(Collected data entries)
============
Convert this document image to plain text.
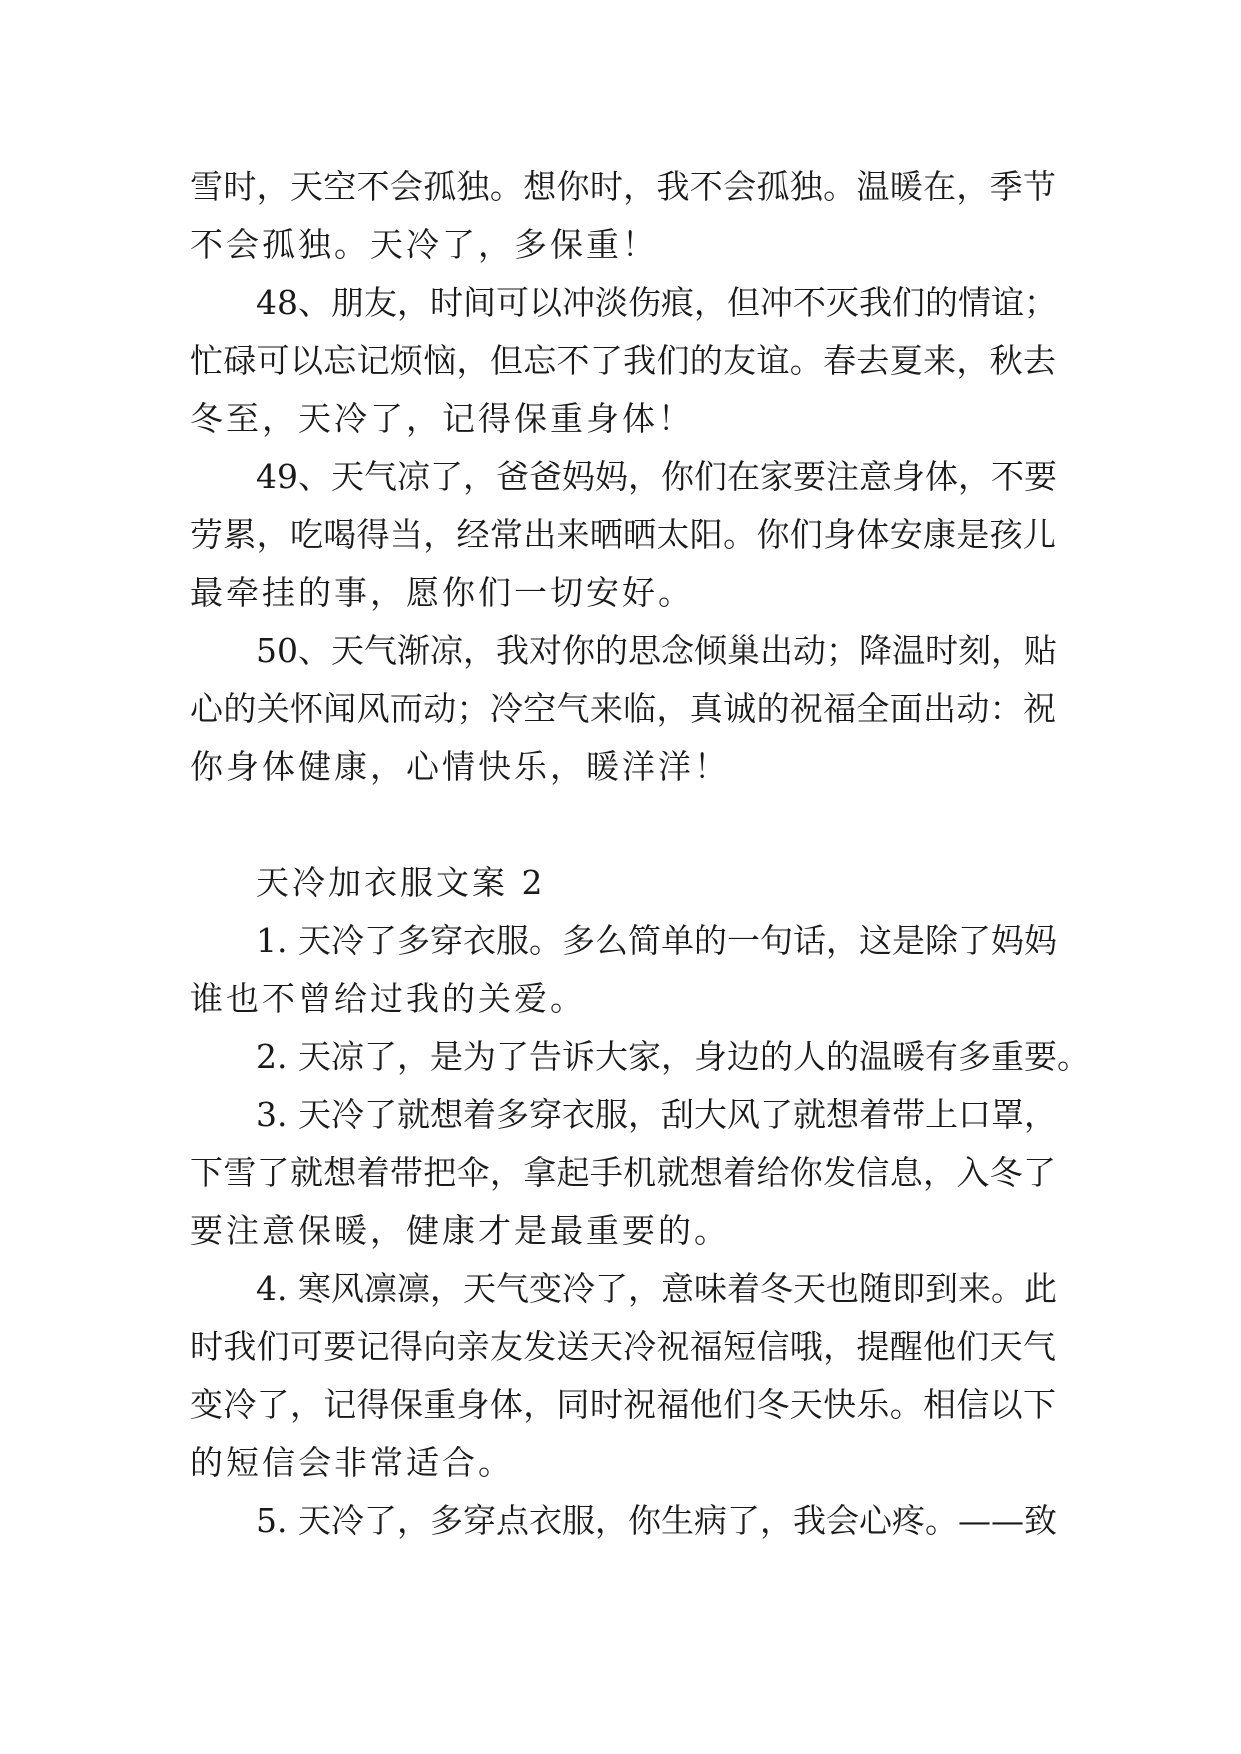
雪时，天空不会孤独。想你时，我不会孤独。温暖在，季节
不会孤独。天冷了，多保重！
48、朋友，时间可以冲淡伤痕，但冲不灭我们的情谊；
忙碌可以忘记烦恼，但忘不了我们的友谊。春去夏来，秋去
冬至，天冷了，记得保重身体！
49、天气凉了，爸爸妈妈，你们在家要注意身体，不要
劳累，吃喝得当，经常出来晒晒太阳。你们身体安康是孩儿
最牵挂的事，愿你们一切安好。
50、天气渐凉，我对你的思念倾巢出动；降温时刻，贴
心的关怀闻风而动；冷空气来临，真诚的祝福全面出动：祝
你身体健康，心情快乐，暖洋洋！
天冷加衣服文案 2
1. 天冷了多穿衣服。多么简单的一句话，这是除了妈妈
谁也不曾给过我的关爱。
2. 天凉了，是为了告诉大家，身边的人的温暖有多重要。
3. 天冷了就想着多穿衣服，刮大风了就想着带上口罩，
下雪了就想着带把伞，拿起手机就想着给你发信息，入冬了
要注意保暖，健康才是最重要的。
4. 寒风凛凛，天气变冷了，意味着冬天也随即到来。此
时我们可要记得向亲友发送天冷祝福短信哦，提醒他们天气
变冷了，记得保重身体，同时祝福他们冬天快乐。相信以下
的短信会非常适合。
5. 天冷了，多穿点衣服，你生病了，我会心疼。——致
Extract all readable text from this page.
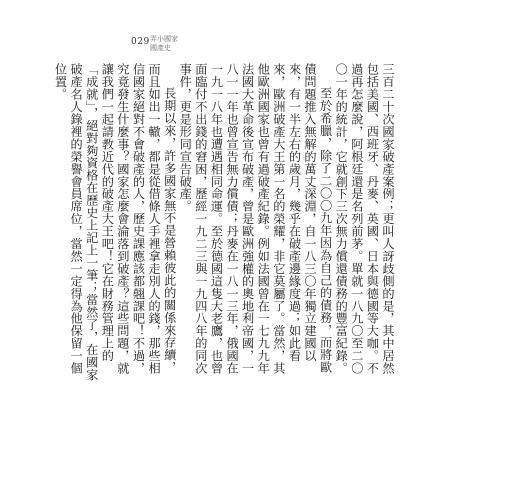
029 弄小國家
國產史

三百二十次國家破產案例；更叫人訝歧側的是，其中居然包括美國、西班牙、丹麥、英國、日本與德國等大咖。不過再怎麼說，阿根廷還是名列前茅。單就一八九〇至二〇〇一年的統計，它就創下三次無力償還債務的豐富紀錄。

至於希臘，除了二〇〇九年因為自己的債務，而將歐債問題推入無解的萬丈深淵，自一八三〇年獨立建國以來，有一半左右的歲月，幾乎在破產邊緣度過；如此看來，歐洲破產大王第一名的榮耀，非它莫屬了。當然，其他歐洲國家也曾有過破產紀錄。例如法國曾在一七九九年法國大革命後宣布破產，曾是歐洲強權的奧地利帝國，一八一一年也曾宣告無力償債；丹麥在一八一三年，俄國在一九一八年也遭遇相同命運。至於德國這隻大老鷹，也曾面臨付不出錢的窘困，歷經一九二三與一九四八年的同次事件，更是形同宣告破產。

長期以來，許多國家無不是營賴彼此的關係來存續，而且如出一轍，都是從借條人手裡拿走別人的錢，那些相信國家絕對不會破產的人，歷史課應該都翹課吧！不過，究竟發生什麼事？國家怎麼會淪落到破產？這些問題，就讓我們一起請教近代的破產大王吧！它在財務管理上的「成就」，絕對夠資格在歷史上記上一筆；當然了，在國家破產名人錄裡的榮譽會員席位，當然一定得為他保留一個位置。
============
Task objective
Pictures stay out; reproduce every line of the records exactly.

The solution
Convert this document image to plain text.
雪时，天空不会孤独。想你时，我不会孤独。温暖在，季节
不会孤独。天冷了，多保重！
48、朋友，时间可以冲淡伤痕，但冲不灭我们的情谊；
忙碌可以忘记烦恼，但忘不了我们的友谊。春去夏来，秋去
冬至，天冷了，记得保重身体！
49、天气凉了，爸爸妈妈，你们在家要注意身体，不要
劳累，吃喝得当，经常出来晒晒太阳。你们身体安康是孩儿
最牵挂的事，愿你们一切安好。
50、天气渐凉，我对你的思念倾巢出动；降温时刻，贴
心的关怀闻风而动；冷空气来临，真诚的祝福全面出动：祝
你身体健康，心情快乐，暖洋洋！
天冷加衣服文案 2
1. 天冷了多穿衣服。多么简单的一句话，这是除了妈妈
谁也不曾给过我的关爱。
2. 天凉了，是为了告诉大家，身边的人的温暖有多重要。
3. 天冷了就想着多穿衣服，刮大风了就想着带上口罩，
下雪了就想着带把伞，拿起手机就想着给你发信息，入冬了
要注意保暖，健康才是最重要的。
4. 寒风凛凛，天气变冷了，意味着冬天也随即到来。此
时我们可要记得向亲友发送天冷祝福短信哦，提醒他们天气
变冷了，记得保重身体，同时祝福他们冬天快乐。相信以下
的短信会非常适合。
5. 天冷了，多穿点衣服，你生病了，我会心疼。——致
Extract all readable text from this page.
029 弄小國家
國產史

三百二十次國家破產案例；更叫人訝歧側的是，其中居然包括美國、西班牙、丹麥、英國、日本與德國等大咖。不過再怎麼說，阿根廷還是名列前茅。單就一八九〇至二〇〇一年的統計，它就創下三次無力償還債務的豐富紀錄。

至於希臘，除了二〇〇九年因為自己的債務，而將歐債問題推入無解的萬丈深淵，自一八三〇年獨立建國以來，有一半左右的歲月，幾乎在破產邊緣度過；如此看來，歐洲破產大王第一名的榮耀，非它莫屬了。當然，其他歐洲國家也曾有過破產紀錄。例如法國曾在一七九九年法國大革命後宣布破產，曾是歐洲強權的奧地利帝國，一八一一年也曾宣告無力償債；丹麥在一八一三年，俄國在一九一八年也遭遇相同命運。至於德國這隻大老鷹，也曾面臨付不出錢的窘困，歷經一九二三與一九四八年的同次事件，更是形同宣告破產。

長期以來，許多國家無不是營賴彼此的關係來存續，而且如出一轍，都是從借條人手裡拿走別人的錢，那些相信國家絕對不會破產的人，歷史課應該都翹課吧！不過，究竟發生什麼事？國家怎麼會淪落到破產？這些問題，就讓我們一起請教近代的破產大王吧！它在財務管理上的「成就」，絕對夠資格在歷史上記上一筆；當然了，在國家破產名人錄裡的榮譽會員席位，當然一定得為他保留一個位置。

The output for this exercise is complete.